STATED EXERCISE: Extract all lines that hold the string "basic".

LISTED RECORDS:
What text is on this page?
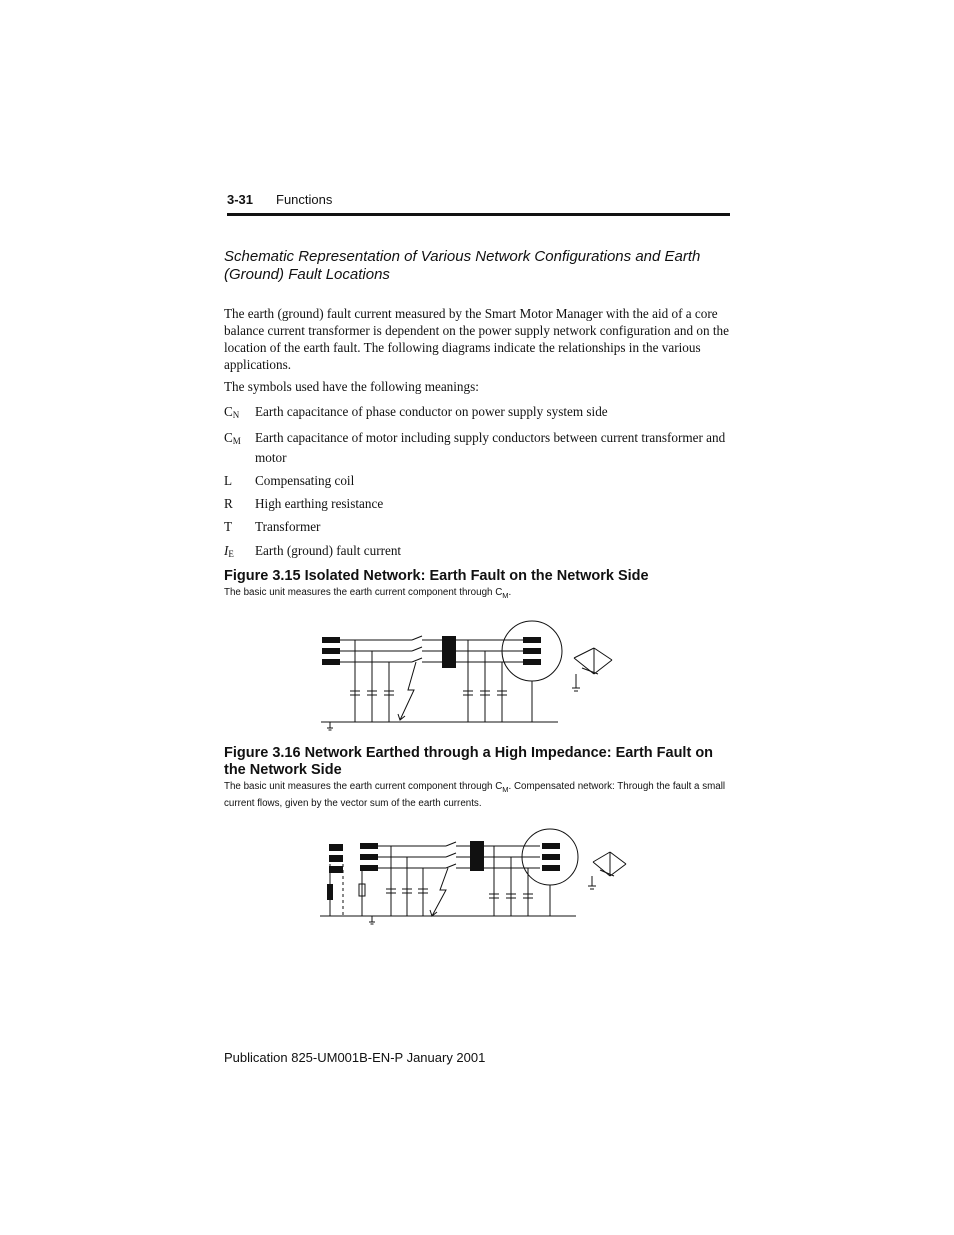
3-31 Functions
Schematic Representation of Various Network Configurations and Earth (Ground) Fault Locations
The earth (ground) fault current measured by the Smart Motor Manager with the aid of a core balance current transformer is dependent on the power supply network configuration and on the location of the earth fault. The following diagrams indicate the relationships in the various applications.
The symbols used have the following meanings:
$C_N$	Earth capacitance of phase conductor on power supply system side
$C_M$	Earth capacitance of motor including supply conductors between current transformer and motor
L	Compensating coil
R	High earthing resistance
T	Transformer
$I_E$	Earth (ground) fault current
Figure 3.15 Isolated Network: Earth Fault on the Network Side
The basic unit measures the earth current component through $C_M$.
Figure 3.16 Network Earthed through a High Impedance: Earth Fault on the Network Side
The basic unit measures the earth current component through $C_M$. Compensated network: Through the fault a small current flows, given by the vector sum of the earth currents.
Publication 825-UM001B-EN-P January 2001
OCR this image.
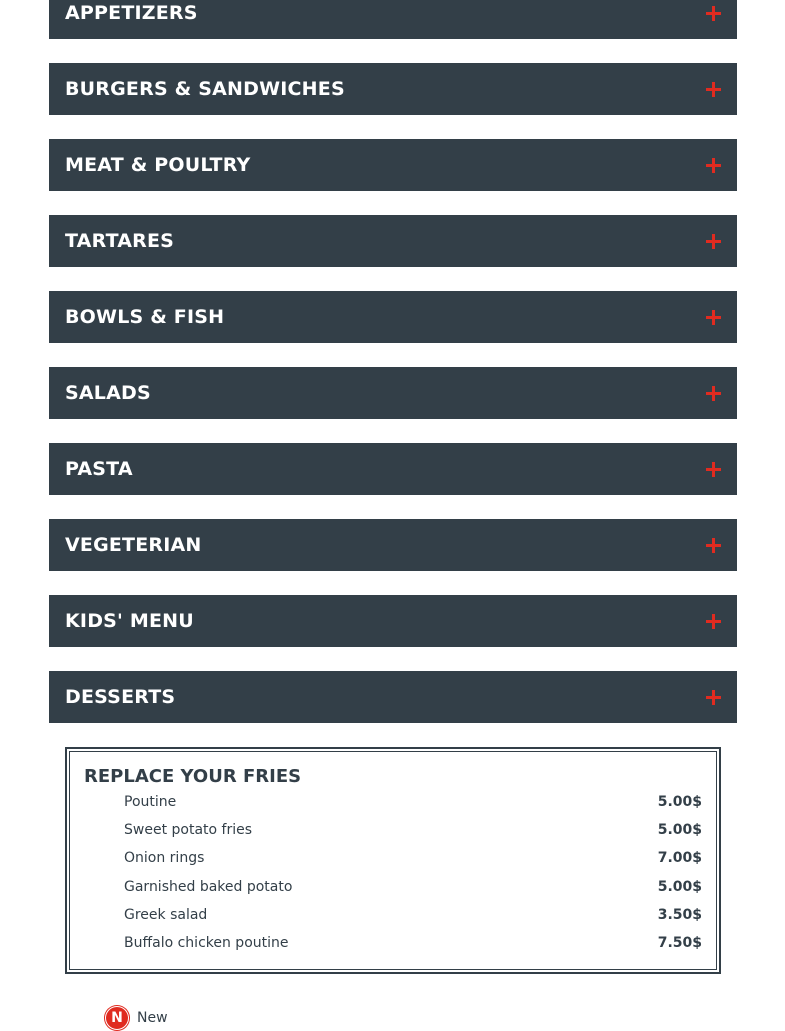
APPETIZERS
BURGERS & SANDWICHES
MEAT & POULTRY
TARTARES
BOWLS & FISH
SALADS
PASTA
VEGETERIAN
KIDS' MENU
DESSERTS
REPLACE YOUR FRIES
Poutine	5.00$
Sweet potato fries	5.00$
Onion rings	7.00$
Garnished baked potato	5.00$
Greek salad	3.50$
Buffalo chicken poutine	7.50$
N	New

---

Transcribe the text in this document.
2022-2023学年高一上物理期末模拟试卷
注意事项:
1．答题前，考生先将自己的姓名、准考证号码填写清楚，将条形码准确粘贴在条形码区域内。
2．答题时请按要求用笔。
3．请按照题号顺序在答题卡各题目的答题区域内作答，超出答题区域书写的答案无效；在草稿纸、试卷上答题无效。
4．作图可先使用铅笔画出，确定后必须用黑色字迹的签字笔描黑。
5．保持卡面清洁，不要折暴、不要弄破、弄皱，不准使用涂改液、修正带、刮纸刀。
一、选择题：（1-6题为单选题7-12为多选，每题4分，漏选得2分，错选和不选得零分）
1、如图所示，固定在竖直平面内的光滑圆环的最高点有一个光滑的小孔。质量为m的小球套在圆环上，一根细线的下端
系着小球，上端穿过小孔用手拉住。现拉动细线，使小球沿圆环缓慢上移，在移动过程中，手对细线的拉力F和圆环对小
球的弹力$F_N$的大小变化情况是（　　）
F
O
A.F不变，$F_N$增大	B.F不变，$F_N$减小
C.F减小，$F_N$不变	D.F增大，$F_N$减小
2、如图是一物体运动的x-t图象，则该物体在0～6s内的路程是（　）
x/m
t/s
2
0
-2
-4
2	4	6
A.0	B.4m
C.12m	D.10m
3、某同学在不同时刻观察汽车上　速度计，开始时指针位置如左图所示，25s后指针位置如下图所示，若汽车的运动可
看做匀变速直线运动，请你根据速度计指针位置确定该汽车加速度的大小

WRITTEN ANSWER:
The basic unit measures the earth current component through $C_M$.
The basic unit measures the earth current component through $C_M$. Compensated network: Through the fault a small current flows, given by the vector sum of the earth currents.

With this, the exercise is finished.